All of the data should be repeated exactly; pictures are not part of the copy.

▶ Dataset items
..........

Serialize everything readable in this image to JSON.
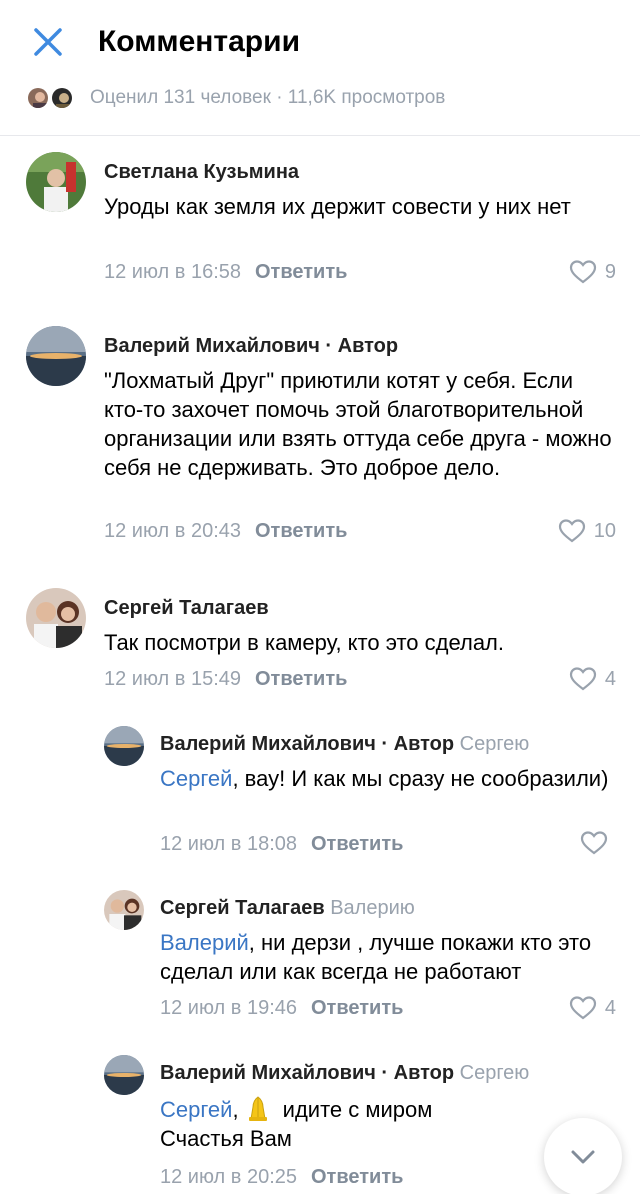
{
  "header": {
    "title": "Комментарии",
    "close_icon": "close-icon",
    "meta_text": "Оценил 131 человек · 11,6K просмотров"
  },
  "colors": {
    "accent": "#3a76c4",
    "secondary_text": "#99a2ad",
    "reply_link": "#818c99"
  },
  "comments": [
    {
      "name": "Светлана Кузьмина",
      "text": "Уроды как земля  их держит совести у них нет",
      "time": "12 июл в 16:58",
      "reply": "Ответить",
      "likes": "9"
    },
    {
      "name": "Валерий Михайлович",
      "author_tag": " · Автор",
      "text": "\"Лохматый Друг\" приютили котят у себя. Если кто-то захочет помочь этой благотворительной организации или взять оттуда себе друга - можно себя не сдерживать. Это доброе дело.",
      "time": "12 июл в 20:43",
      "reply": "Ответить",
      "likes": "10"
    },
    {
      "name": "Сергей Талагаев",
      "text": "Так посмотри в камеру, кто это сделал.",
      "time": "12 июл в 15:49",
      "reply": "Ответить",
      "likes": "4"
    },
    {
      "name": "Валерий Михайлович",
      "author_tag": " · Автор",
      "reply_to": " Сергею",
      "mention": "Сергей",
      "text": ", вау! И как мы сразу не сообразили)",
      "time": "12 июл в 18:08",
      "reply": "Ответить",
      "likes": ""
    },
    {
      "name": "Сергей Талагаев",
      "reply_to": " Валерию",
      "mention": "Валерий",
      "text": ", ни дерзи , лучше покажи кто это сделал или как всегда не работают",
      "time": "12 июл в 19:46",
      "reply": "Ответить",
      "likes": "4"
    },
    {
      "name": "Валерий Михайлович",
      "author_tag": " · Автор",
      "reply_to": " Сергею",
      "mention": "Сергей",
      "text_after_emoji": " идите с миром",
      "text_line2": "Счастья Вам",
      "emoji": "folded-hands-emoji",
      "time": "12 июл в 20:25",
      "reply": "Ответить"
    }
  ],
  "scroll_button_icon": "chevron-down-icon"
}
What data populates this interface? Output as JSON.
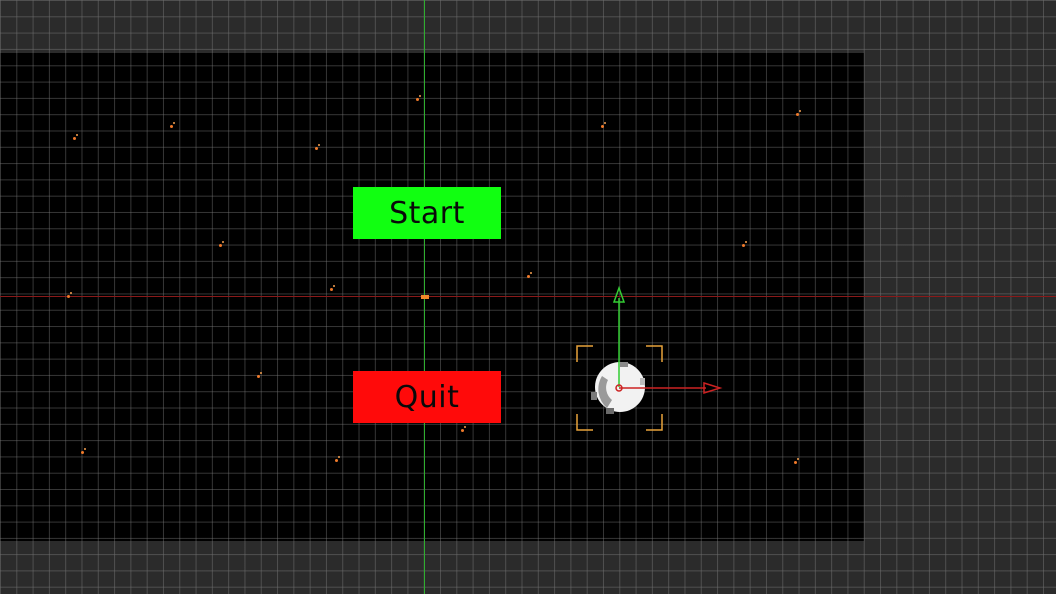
{
  "menu": {
    "start_label": "Start",
    "quit_label": "Quit",
    "start_color": "#11ff11",
    "quit_color": "#ff0a0a"
  },
  "scene": {
    "canvas_background": "#000000",
    "editor_background": "#2b2b2b",
    "x_axis_color": "#8a1a1a",
    "y_axis_color": "#2fae2f",
    "star_color": "#f07a2a",
    "selection_color": "#e8a33a"
  },
  "icons": {
    "player": "planet-sprite-icon",
    "move_gizmo_x": "arrow-right-icon",
    "move_gizmo_y": "arrow-up-icon",
    "selection": "selection-brackets-icon",
    "stars": "star-particle-icon"
  }
}
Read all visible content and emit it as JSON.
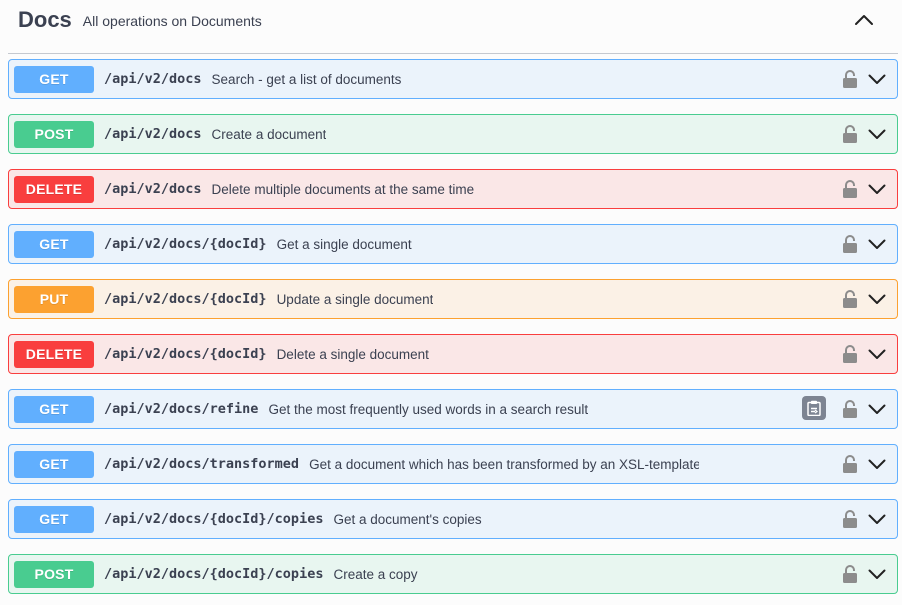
{
  "tag": {
    "title": "Docs",
    "description": "All operations on Documents",
    "toggle_icon": "chevron-up-icon"
  },
  "operations": [
    {
      "method": "GET",
      "path": "/api/v2/docs",
      "summary": "Search - get a list of documents"
    },
    {
      "method": "POST",
      "path": "/api/v2/docs",
      "summary": "Create a document"
    },
    {
      "method": "DELETE",
      "path": "/api/v2/docs",
      "summary": "Delete multiple documents at the same time"
    },
    {
      "method": "GET",
      "path": "/api/v2/docs/{docId}",
      "summary": "Get a single document"
    },
    {
      "method": "PUT",
      "path": "/api/v2/docs/{docId}",
      "summary": "Update a single document"
    },
    {
      "method": "DELETE",
      "path": "/api/v2/docs/{docId}",
      "summary": "Delete a single document"
    },
    {
      "method": "GET",
      "path": "/api/v2/docs/refine",
      "summary": "Get the most frequently used words in a search result"
    },
    {
      "method": "GET",
      "path": "/api/v2/docs/transformed",
      "summary": "Get a document which has been transformed by an XSL-template"
    },
    {
      "method": "GET",
      "path": "/api/v2/docs/{docId}/copies",
      "summary": "Get a document's copies"
    },
    {
      "method": "POST",
      "path": "/api/v2/docs/{docId}/copies",
      "summary": "Create a copy"
    }
  ],
  "colors": {
    "get": "#61affe",
    "post": "#49cc90",
    "delete": "#f93e3e",
    "put": "#fca130",
    "text": "#3b4151",
    "icon": "#7d8492"
  },
  "icons": {
    "lock": "lock-icon",
    "expand": "chevron-down-icon",
    "copy": "clipboard-icon"
  }
}
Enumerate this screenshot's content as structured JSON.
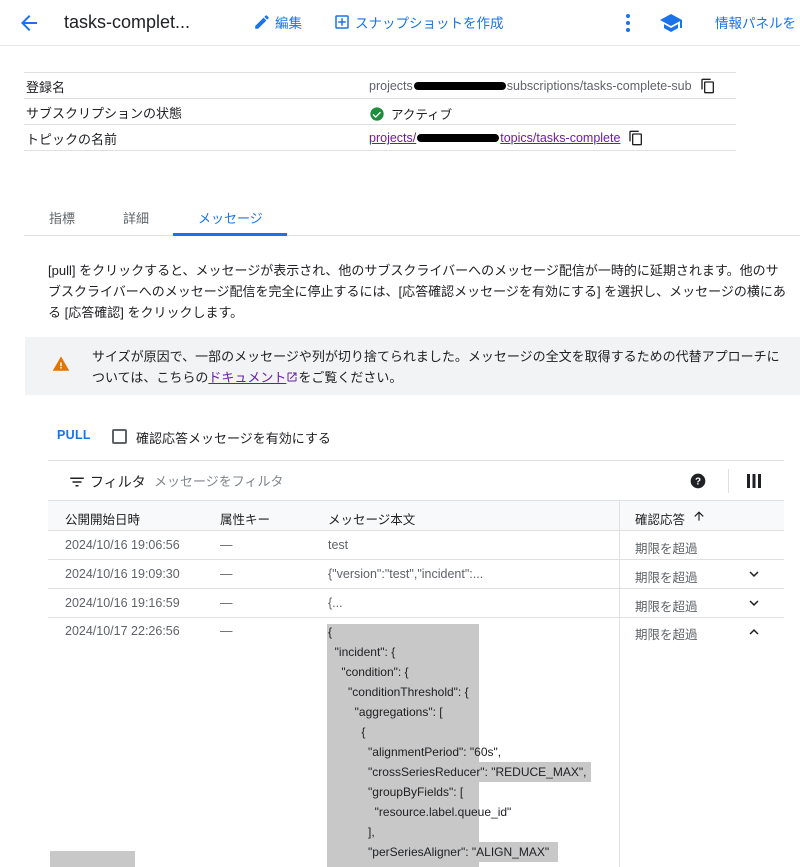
{
  "header": {
    "title": "tasks-complet...",
    "edit_label": "編集",
    "snapshot_label": "スナップショットを作成",
    "info_panel_label": "情報パネルを"
  },
  "info": {
    "rows": [
      {
        "label": "登録名",
        "value_prefix": "projects",
        "value_suffix": "subscriptions/tasks-complete-sub"
      },
      {
        "label": "サブスクリプションの状態",
        "value": "アクティブ"
      },
      {
        "label": "トピックの名前",
        "value_prefix": "projects/",
        "value_suffix": "topics/tasks-complete"
      }
    ]
  },
  "tabs": [
    "指標",
    "詳細",
    "メッセージ"
  ],
  "active_tab": "メッセージ",
  "description": "[pull] をクリックすると、メッセージが表示され、他のサブスクライバーへのメッセージ配信が一時的に延期されます。他のサブスクライバーへのメッセージ配信を完全に停止するには、[応答確認メッセージを有効にする] を選択し、メッセージの横にある [応答確認] をクリックします。",
  "warning": {
    "text_before": "サイズが原因で、一部のメッセージや列が切り捨てられました。メッセージの全文を取得するための代替アプローチについては、こちらの",
    "link": "ドキュメント",
    "text_after": "をご覧ください。"
  },
  "pull_button": "PULL",
  "ack_checkbox_label": "確認応答メッセージを有効にする",
  "ack_checked": false,
  "filter": {
    "label": "フィルタ",
    "placeholder": "メッセージをフィルタ"
  },
  "table": {
    "headers": [
      "公開開始日時",
      "属性キー",
      "メッセージ本文",
      "確認応答"
    ],
    "rows": [
      {
        "date": "2024/10/16 19:06:56",
        "attr": "—",
        "body": "test",
        "ack": "期限を超過"
      },
      {
        "date": "2024/10/16 19:09:30",
        "attr": "—",
        "body": "{\"version\":\"test\",\"incident\":...",
        "ack": "期限を超過"
      },
      {
        "date": "2024/10/16 19:16:59",
        "attr": "—",
        "body": "{...",
        "ack": "期限を超過"
      },
      {
        "date": "2024/10/17 22:26:56",
        "attr": "—",
        "body": "{",
        "ack": "期限を超過"
      }
    ],
    "expanded_json_lines": [
      "  \"incident\": {",
      "    \"condition\": {",
      "      \"conditionThreshold\": {",
      "        \"aggregations\": [",
      "          {",
      "            \"alignmentPeriod\": \"60s\",",
      "            \"crossSeriesReducer\": \"REDUCE_MAX\",",
      "            \"groupByFields\": [",
      "              \"resource.label.queue_id\"",
      "            ],",
      "            \"perSeriesAligner\": \"ALIGN_MAX\""
    ]
  },
  "colors": {
    "accent": "#1a73e8",
    "link": "#681da8",
    "success": "#1e8e3e",
    "warning": "#e37400"
  }
}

..........

▶ THE RESPONSE
Serialize everything readable in this image to JSON.
{
  "header": {
    "title": "Комментарии",
    "close_icon": "close-icon",
    "meta_text": "Оценил 131 человек · 11,6K просмотров"
  },
  "colors": {
    "accent": "#3a76c4",
    "secondary_text": "#99a2ad",
    "reply_link": "#818c99"
  },
  "comments": [
    {
      "name": "Светлана Кузьмина",
      "text": "Уроды как земля  их держит совести у них нет",
      "time": "12 июл в 16:58",
      "reply": "Ответить",
      "likes": "9"
    },
    {
      "name": "Валерий Михайлович",
      "author_tag": " · Автор",
      "text": "\"Лохматый Друг\" приютили котят у себя. Если кто-то захочет помочь этой благотворительной организации или взять оттуда себе друга - можно себя не сдерживать. Это доброе дело.",
      "time": "12 июл в 20:43",
      "reply": "Ответить",
      "likes": "10"
    },
    {
      "name": "Сергей Талагаев",
      "text": "Так посмотри в камеру, кто это сделал.",
      "time": "12 июл в 15:49",
      "reply": "Ответить",
      "likes": "4"
    },
    {
      "name": "Валерий Михайлович",
      "author_tag": " · Автор",
      "reply_to": " Сергею",
      "mention": "Сергей",
      "text": ", вау! И как мы сразу не сообразили)",
      "time": "12 июл в 18:08",
      "reply": "Ответить",
      "likes": ""
    },
    {
      "name": "Сергей Талагаев",
      "reply_to": " Валерию",
      "mention": "Валерий",
      "text": ", ни дерзи , лучше покажи кто это сделал или как всегда не работают",
      "time": "12 июл в 19:46",
      "reply": "Ответить",
      "likes": "4"
    },
    {
      "name": "Валерий Михайлович",
      "author_tag": " · Автор",
      "reply_to": " Сергею",
      "mention": "Сергей",
      "text_after_emoji": " идите с миром",
      "text_line2": "Счастья Вам",
      "emoji": "folded-hands-emoji",
      "time": "12 июл в 20:25",
      "reply": "Ответить"
    }
  ],
  "scroll_button_icon": "chevron-down-icon"
}
What data populates this interface? Output as JSON.
{
  "menu": {
    "start_label": "Start",
    "quit_label": "Quit",
    "start_color": "#11ff11",
    "quit_color": "#ff0a0a"
  },
  "scene": {
    "canvas_background": "#000000",
    "editor_background": "#2b2b2b",
    "x_axis_color": "#8a1a1a",
    "y_axis_color": "#2fae2f",
    "star_color": "#f07a2a",
    "selection_color": "#e8a33a"
  },
  "icons": {
    "player": "planet-sprite-icon",
    "move_gizmo_x": "arrow-right-icon",
    "move_gizmo_y": "arrow-up-icon",
    "selection": "selection-brackets-icon",
    "stars": "star-particle-icon"
  }
}
Read all visible content and emit it as JSON.
{
  "tag": {
    "title": "Docs",
    "description": "All operations on Documents",
    "toggle_icon": "chevron-up-icon"
  },
  "operations": [
    {
      "method": "GET",
      "path": "/api/v2/docs",
      "summary": "Search - get a list of documents"
    },
    {
      "method": "POST",
      "path": "/api/v2/docs",
      "summary": "Create a document"
    },
    {
      "method": "DELETE",
      "path": "/api/v2/docs",
      "summary": "Delete multiple documents at the same time"
    },
    {
      "method": "GET",
      "path": "/api/v2/docs/{docId}",
      "summary": "Get a single document"
    },
    {
      "method": "PUT",
      "path": "/api/v2/docs/{docId}",
      "summary": "Update a single document"
    },
    {
      "method": "DELETE",
      "path": "/api/v2/docs/{docId}",
      "summary": "Delete a single document"
    },
    {
      "method": "GET",
      "path": "/api/v2/docs/refine",
      "summary": "Get the most frequently used words in a search result"
    },
    {
      "method": "GET",
      "path": "/api/v2/docs/transformed",
      "summary": "Get a document which has been transformed by an XSL-template"
    },
    {
      "method": "GET",
      "path": "/api/v2/docs/{docId}/copies",
      "summary": "Get a document's copies"
    },
    {
      "method": "POST",
      "path": "/api/v2/docs/{docId}/copies",
      "summary": "Create a copy"
    }
  ],
  "colors": {
    "get": "#61affe",
    "post": "#49cc90",
    "delete": "#f93e3e",
    "put": "#fca130",
    "text": "#3b4151",
    "icon": "#7d8492"
  },
  "icons": {
    "lock": "lock-icon",
    "expand": "chevron-down-icon",
    "copy": "clipboard-icon"
  }
}
Enumerate this screenshot's content as structured JSON.
{
  "header": {
    "title": "tasks-complet...",
    "edit_label": "編集",
    "snapshot_label": "スナップショットを作成",
    "info_panel_label": "情報パネルを"
  },
  "info": {
    "rows": [
      {
        "label": "登録名",
        "value_prefix": "projects",
        "value_suffix": "subscriptions/tasks-complete-sub"
      },
      {
        "label": "サブスクリプションの状態",
        "value": "アクティブ"
      },
      {
        "label": "トピックの名前",
        "value_prefix": "projects/",
        "value_suffix": "topics/tasks-complete"
      }
    ]
  },
  "tabs": [
    "指標",
    "詳細",
    "メッセージ"
  ],
  "active_tab": "メッセージ",
  "description": "[pull] をクリックすると、メッセージが表示され、他のサブスクライバーへのメッセージ配信が一時的に延期されます。他のサブスクライバーへのメッセージ配信を完全に停止するには、[応答確認メッセージを有効にする] を選択し、メッセージの横にある [応答確認] をクリックします。",
  "warning": {
    "text_before": "サイズが原因で、一部のメッセージや列が切り捨てられました。メッセージの全文を取得するための代替アプローチについては、こちらの",
    "link": "ドキュメント",
    "text_after": "をご覧ください。"
  },
  "pull_button": "PULL",
  "ack_checkbox_label": "確認応答メッセージを有効にする",
  "ack_checked": false,
  "filter": {
    "label": "フィルタ",
    "placeholder": "メッセージをフィルタ"
  },
  "table": {
    "headers": [
      "公開開始日時",
      "属性キー",
      "メッセージ本文",
      "確認応答"
    ],
    "rows": [
      {
        "date": "2024/10/16 19:06:56",
        "attr": "—",
        "body": "test",
        "ack": "期限を超過"
      },
      {
        "date": "2024/10/16 19:09:30",
        "attr": "—",
        "body": "{\"version\":\"test\",\"incident\":...",
        "ack": "期限を超過"
      },
      {
        "date": "2024/10/16 19:16:59",
        "attr": "—",
        "body": "{...",
        "ack": "期限を超過"
      },
      {
        "date": "2024/10/17 22:26:56",
        "attr": "—",
        "body": "{",
        "ack": "期限を超過"
      }
    ],
    "expanded_json_lines": [
      "  \"incident\": {",
      "    \"condition\": {",
      "      \"conditionThreshold\": {",
      "        \"aggregations\": [",
      "          {",
      "            \"alignmentPeriod\": \"60s\",",
      "            \"crossSeriesReducer\": \"REDUCE_MAX\",",
      "            \"groupByFields\": [",
      "              \"resource.label.queue_id\"",
      "            ],",
      "            \"perSeriesAligner\": \"ALIGN_MAX\""
    ]
  },
  "colors": {
    "accent": "#1a73e8",
    "link": "#681da8",
    "success": "#1e8e3e",
    "warning": "#e37400"
  }
}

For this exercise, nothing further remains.